Material —
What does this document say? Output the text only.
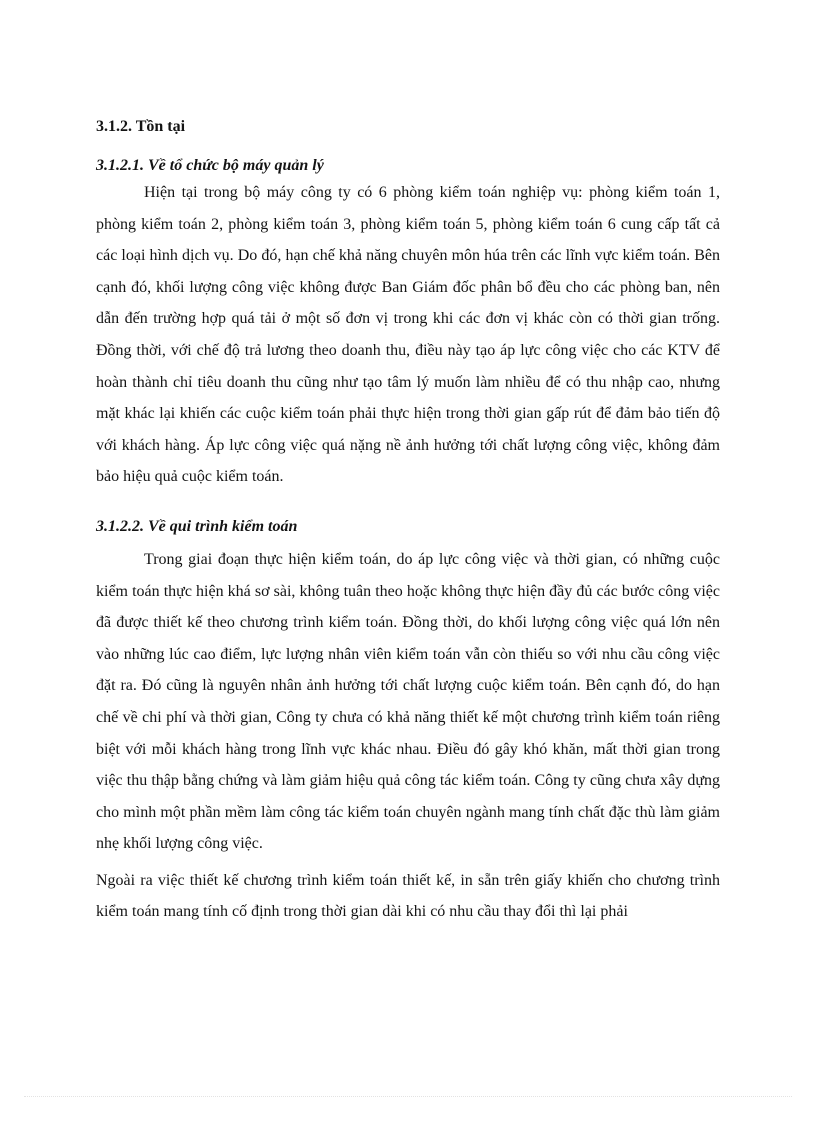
3.1.2. Tồn tại
3.1.2.1. Về tổ chức bộ máy quản lý

Hiện tại trong bộ máy công ty có 6 phòng kiểm toán nghiệp vụ: phòng kiểm toán 1, phòng kiểm toán 2, phòng kiểm toán 3, phòng kiểm toán 5, phòng kiểm toán 6 cung cấp tất cả các loại hình dịch vụ. Do đó, hạn chế khả năng chuyên môn húa trên các lĩnh vực kiểm toán. Bên cạnh đó, khối lượng công việc không được Ban Giám đốc phân bổ đều cho các phòng ban, nên dẫn đến trường hợp quá tải ở một số đơn vị trong khi các đơn vị khác còn có thời gian trống. Đồng thời, với chế độ trả lương theo doanh thu, điều này tạo áp lực công việc cho các KTV để hoàn thành chỉ tiêu doanh thu cũng như tạo tâm lý muốn làm nhiều để có thu nhập cao, nhưng mặt khác lại khiến các cuộc kiểm toán phải thực hiện trong thời gian gấp rút để đảm bảo tiến độ với khách hàng. Áp lực công việc quá nặng nề ảnh hưởng tới chất lượng công việc, không đảm bảo hiệu quả cuộc kiểm toán.

3.1.2.2. Về qui trình kiểm toán

Trong giai đoạn thực hiện kiểm toán, do áp lực công việc và thời gian, có những cuộc kiểm toán thực hiện khá sơ sài, không tuân theo hoặc không thực hiện đầy đủ các bước công việc đã được thiết kế theo chương trình kiểm toán. Đồng thời, do khối lượng công việc quá lớn nên vào những lúc cao điểm, lực lượng nhân viên kiểm toán vẫn còn thiếu so với nhu cầu công việc đặt ra. Đó cũng là nguyên nhân ảnh hưởng tới chất lượng cuộc kiểm toán. Bên cạnh đó, do hạn chế về chi phí và thời gian, Công ty chưa có khả năng thiết kế một chương trình kiểm toán riêng biệt với mỗi khách hàng trong lĩnh vực khác nhau. Điều đó gây khó khăn, mất thời gian trong việc thu thập bằng chứng và làm giảm hiệu quả công tác kiểm toán. Công ty cũng chưa xây dựng cho mình một phần mềm làm công tác kiểm toán chuyên ngành mang tính chất đặc thù làm giảm nhẹ khối lượng công việc.

Ngoài ra việc thiết kế chương trình kiểm toán thiết kế, in sẵn trên giấy khiến cho chương trình kiểm toán mang tính cố định trong thời gian dài khi có nhu cầu thay đổi thì lại phải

Task brief — Set the listing down in full and exactly. Pictures within it should not appear in the copy.

Result of this task —
What does this document say? Output the text only.
3.1.2. Tồn tại
3.1.2.1. Về tổ chức bộ máy quản lý

Hiện tại trong bộ máy công ty có 6 phòng kiểm toán nghiệp vụ: phòng kiểm toán 1, phòng kiểm toán 2, phòng kiểm toán 3, phòng kiểm toán 5, phòng kiểm toán 6 cung cấp tất cả các loại hình dịch vụ. Do đó, hạn chế khả năng chuyên môn húa trên các lĩnh vực kiểm toán. Bên cạnh đó, khối lượng công việc không được Ban Giám đốc phân bổ đều cho các phòng ban, nên dẫn đến trường hợp quá tải ở một số đơn vị trong khi các đơn vị khác còn có thời gian trống. Đồng thời, với chế độ trả lương theo doanh thu, điều này tạo áp lực công việc cho các KTV để hoàn thành chỉ tiêu doanh thu cũng như tạo tâm lý muốn làm nhiều để có thu nhập cao, nhưng mặt khác lại khiến các cuộc kiểm toán phải thực hiện trong thời gian gấp rút để đảm bảo tiến độ với khách hàng. Áp lực công việc quá nặng nề ảnh hưởng tới chất lượng công việc, không đảm bảo hiệu quả cuộc kiểm toán.

3.1.2.2. Về qui trình kiểm toán

Trong giai đoạn thực hiện kiểm toán, do áp lực công việc và thời gian, có những cuộc kiểm toán thực hiện khá sơ sài, không tuân theo hoặc không thực hiện đầy đủ các bước công việc đã được thiết kế theo chương trình kiểm toán. Đồng thời, do khối lượng công việc quá lớn nên vào những lúc cao điểm, lực lượng nhân viên kiểm toán vẫn còn thiếu so với nhu cầu công việc đặt ra. Đó cũng là nguyên nhân ảnh hưởng tới chất lượng cuộc kiểm toán. Bên cạnh đó, do hạn chế về chi phí và thời gian, Công ty chưa có khả năng thiết kế một chương trình kiểm toán riêng biệt với mỗi khách hàng trong lĩnh vực khác nhau. Điều đó gây khó khăn, mất thời gian trong việc thu thập bằng chứng và làm giảm hiệu quả công tác kiểm toán. Công ty cũng chưa xây dựng cho mình một phần mềm làm công tác kiểm toán chuyên ngành mang tính chất đặc thù làm giảm nhẹ khối lượng công việc.

Ngoài ra việc thiết kế chương trình kiểm toán thiết kế, in sẵn trên giấy khiến cho chương trình kiểm toán mang tính cố định trong thời gian dài khi có nhu cầu thay đổi thì lại phải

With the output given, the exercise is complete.